◆ REQUIREMENT
Identify each line in the records below that contains the word "subtitle", and copy it.

◆ INPUT
######
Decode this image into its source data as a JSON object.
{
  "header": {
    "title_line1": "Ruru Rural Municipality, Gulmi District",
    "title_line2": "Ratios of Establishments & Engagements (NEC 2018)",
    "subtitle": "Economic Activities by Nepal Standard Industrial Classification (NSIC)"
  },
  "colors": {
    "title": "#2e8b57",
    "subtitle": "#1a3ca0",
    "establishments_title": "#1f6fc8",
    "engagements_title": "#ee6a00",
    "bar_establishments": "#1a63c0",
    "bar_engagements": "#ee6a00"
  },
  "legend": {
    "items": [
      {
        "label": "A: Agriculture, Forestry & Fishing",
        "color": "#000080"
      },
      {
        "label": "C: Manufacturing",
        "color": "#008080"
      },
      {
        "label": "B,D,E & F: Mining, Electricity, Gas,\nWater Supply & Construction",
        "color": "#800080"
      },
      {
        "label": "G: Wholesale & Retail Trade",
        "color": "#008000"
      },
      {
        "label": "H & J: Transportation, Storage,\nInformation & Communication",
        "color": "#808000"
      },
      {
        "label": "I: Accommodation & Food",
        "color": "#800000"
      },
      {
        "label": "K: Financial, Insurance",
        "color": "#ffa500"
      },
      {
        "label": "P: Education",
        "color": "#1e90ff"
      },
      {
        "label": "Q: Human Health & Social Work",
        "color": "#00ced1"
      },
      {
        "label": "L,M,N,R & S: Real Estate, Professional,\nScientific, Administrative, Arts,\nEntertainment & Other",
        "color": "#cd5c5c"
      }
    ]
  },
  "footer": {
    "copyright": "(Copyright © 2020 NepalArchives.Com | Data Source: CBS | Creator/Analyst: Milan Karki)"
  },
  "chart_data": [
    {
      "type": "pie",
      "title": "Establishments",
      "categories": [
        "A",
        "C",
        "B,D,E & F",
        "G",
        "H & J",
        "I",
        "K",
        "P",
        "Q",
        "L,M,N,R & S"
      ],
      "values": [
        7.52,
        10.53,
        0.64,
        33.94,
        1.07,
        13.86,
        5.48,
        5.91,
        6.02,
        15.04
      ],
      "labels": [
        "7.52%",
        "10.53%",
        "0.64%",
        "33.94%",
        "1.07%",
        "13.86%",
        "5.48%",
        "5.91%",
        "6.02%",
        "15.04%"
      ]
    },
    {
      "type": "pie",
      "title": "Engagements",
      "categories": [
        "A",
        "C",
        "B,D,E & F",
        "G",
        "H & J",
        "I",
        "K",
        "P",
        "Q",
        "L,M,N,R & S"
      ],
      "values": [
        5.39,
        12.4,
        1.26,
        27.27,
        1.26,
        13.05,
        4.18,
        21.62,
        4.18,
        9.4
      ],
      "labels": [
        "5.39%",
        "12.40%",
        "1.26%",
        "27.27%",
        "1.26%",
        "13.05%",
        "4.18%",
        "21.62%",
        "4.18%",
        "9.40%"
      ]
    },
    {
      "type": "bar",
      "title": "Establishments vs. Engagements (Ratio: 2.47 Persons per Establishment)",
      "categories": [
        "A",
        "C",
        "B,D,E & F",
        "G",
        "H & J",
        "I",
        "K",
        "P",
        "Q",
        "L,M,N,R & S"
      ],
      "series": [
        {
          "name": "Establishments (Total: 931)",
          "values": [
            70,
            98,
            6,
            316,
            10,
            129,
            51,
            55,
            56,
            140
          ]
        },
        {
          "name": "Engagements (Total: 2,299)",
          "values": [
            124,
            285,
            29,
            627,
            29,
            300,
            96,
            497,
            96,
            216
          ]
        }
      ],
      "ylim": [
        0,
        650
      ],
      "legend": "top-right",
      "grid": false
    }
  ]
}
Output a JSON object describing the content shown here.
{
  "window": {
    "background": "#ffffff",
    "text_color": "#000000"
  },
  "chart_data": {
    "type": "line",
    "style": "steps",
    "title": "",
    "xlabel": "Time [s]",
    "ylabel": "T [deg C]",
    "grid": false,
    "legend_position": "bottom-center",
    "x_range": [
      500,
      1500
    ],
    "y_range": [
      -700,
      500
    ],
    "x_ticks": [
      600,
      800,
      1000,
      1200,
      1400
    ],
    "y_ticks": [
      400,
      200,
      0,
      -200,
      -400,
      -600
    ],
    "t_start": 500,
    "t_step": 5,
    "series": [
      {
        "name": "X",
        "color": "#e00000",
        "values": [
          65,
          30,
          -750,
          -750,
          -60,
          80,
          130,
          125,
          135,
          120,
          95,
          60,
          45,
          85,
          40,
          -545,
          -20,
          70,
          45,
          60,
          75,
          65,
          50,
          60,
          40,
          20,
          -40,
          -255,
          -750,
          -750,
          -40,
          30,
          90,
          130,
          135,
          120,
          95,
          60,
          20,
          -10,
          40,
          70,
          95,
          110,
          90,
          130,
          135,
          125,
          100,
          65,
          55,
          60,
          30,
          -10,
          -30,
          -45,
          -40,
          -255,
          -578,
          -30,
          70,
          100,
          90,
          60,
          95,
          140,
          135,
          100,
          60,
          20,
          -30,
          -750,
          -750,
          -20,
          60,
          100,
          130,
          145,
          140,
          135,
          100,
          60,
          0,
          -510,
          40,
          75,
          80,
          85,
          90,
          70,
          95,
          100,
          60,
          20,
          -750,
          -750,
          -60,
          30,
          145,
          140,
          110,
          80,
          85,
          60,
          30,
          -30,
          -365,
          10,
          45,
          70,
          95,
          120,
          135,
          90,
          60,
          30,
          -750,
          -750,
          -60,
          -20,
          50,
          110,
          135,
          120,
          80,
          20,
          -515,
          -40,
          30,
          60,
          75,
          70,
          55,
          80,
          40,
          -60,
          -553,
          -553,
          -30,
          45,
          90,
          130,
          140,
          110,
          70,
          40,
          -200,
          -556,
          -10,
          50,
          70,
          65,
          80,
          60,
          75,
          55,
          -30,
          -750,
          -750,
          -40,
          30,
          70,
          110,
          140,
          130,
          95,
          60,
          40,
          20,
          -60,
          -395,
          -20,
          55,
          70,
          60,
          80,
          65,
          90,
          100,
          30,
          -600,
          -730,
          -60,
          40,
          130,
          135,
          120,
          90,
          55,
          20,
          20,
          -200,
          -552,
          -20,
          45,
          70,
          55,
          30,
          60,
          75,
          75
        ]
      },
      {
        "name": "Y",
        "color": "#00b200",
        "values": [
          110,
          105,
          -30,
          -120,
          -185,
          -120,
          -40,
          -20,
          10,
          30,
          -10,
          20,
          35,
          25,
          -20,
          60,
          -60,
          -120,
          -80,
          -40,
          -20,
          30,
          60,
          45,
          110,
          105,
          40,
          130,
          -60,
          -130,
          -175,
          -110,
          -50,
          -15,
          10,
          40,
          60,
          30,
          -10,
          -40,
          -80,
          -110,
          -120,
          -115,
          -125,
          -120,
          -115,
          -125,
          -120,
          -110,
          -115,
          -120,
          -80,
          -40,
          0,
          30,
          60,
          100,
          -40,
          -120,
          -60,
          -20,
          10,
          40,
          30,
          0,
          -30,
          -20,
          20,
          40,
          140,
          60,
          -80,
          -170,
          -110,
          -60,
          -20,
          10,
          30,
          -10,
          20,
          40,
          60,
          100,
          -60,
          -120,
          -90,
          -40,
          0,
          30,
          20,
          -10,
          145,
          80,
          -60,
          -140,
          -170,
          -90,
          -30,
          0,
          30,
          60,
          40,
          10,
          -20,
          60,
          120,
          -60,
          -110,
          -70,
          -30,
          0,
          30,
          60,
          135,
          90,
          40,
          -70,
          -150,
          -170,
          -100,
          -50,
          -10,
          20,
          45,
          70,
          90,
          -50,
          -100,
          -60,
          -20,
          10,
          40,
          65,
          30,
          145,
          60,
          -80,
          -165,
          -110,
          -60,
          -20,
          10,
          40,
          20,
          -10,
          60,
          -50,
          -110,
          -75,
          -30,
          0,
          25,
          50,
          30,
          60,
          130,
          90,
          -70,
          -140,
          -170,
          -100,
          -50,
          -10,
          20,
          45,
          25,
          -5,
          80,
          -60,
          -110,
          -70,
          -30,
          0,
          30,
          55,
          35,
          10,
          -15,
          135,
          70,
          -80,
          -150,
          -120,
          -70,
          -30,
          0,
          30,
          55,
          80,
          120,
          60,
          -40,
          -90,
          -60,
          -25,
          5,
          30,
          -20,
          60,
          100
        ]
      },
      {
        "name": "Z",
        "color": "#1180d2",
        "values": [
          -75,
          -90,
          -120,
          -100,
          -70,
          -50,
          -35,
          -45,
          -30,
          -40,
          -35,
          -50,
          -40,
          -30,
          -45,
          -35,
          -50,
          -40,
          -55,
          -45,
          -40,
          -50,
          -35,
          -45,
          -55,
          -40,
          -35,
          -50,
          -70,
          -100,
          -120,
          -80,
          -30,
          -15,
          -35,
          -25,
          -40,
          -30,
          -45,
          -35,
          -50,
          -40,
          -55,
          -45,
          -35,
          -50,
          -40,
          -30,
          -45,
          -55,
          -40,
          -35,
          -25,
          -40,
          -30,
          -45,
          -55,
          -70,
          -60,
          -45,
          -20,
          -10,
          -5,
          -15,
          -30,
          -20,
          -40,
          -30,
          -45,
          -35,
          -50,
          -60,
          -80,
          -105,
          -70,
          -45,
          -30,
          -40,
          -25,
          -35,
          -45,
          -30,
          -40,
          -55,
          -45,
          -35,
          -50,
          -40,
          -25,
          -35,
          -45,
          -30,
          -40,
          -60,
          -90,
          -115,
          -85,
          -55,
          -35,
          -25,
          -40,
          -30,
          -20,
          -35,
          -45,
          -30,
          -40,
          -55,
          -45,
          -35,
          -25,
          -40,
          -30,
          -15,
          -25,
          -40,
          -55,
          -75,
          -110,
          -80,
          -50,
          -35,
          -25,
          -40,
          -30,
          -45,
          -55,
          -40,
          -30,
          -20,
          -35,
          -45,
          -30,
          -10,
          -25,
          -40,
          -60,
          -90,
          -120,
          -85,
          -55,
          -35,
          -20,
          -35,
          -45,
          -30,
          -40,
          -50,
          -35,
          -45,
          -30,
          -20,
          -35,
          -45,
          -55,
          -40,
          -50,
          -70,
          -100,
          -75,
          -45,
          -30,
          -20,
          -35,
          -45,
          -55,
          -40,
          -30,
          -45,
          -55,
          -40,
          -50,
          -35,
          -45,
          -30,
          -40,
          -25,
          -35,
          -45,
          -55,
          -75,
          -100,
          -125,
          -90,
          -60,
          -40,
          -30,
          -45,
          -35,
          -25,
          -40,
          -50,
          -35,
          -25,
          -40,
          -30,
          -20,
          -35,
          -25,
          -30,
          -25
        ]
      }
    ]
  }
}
######
◆ EXERCISE RESULT
    "subtitle": "Economic Activities by Nepal Standard Industrial Classification (NSIC)"
    "subtitle": "#1a3ca0",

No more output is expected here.